● **Work required**: Copy out every line exactly as given.
--- Supplied material ---
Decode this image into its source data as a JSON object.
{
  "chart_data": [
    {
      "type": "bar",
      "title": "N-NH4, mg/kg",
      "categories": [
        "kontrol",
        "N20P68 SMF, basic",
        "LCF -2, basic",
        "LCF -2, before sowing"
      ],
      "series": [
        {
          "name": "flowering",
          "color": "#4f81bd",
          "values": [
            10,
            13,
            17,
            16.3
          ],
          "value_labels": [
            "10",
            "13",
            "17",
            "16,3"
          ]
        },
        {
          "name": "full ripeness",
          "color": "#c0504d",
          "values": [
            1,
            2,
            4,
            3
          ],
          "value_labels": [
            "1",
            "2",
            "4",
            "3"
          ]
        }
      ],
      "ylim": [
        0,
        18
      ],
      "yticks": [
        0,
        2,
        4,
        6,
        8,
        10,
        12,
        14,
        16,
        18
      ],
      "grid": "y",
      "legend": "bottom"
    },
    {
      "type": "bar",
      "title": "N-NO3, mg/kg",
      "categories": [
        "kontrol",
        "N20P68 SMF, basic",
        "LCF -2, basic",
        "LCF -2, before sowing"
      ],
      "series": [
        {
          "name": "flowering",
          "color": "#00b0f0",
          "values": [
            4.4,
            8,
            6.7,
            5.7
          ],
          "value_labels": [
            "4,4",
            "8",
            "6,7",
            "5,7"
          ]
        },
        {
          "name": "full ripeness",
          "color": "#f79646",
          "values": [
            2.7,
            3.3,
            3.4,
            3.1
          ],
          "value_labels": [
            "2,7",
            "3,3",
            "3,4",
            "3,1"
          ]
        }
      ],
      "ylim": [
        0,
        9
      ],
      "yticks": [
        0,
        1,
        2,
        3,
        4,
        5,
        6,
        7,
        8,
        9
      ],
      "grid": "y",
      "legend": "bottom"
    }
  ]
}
---
● **Full output**:
Decode this image into its source data as a JSON object.
{
  "chart_data": [
    {
      "type": "bar",
      "title": "N-NH4, mg/kg",
      "categories": [
        "kontrol",
        "N20P68 SMF, basic",
        "LCF -2, basic",
        "LCF -2, before sowing"
      ],
      "series": [
        {
          "name": "flowering",
          "color": "#4f81bd",
          "values": [
            10,
            13,
            17,
            16.3
          ],
          "value_labels": [
            "10",
            "13",
            "17",
            "16,3"
          ]
        },
        {
          "name": "full ripeness",
          "color": "#c0504d",
          "values": [
            1,
            2,
            4,
            3
          ],
          "value_labels": [
            "1",
            "2",
            "4",
            "3"
          ]
        }
      ],
      "ylim": [
        0,
        18
      ],
      "yticks": [
        0,
        2,
        4,
        6,
        8,
        10,
        12,
        14,
        16,
        18
      ],
      "grid": "y",
      "legend": "bottom"
    },
    {
      "type": "bar",
      "title": "N-NO3, mg/kg",
      "categories": [
        "kontrol",
        "N20P68 SMF, basic",
        "LCF -2, basic",
        "LCF -2, before sowing"
      ],
      "series": [
        {
          "name": "flowering",
          "color": "#00b0f0",
          "values": [
            4.4,
            8,
            6.7,
            5.7
          ],
          "value_labels": [
            "4,4",
            "8",
            "6,7",
            "5,7"
          ]
        },
        {
          "name": "full ripeness",
          "color": "#f79646",
          "values": [
            2.7,
            3.3,
            3.4,
            3.1
          ],
          "value_labels": [
            "2,7",
            "3,3",
            "3,4",
            "3,1"
          ]
        }
      ],
      "ylim": [
        0,
        9
      ],
      "yticks": [
        0,
        1,
        2,
        3,
        4,
        5,
        6,
        7,
        8,
        9
      ],
      "grid": "y",
      "legend": "bottom"
    }
  ]
}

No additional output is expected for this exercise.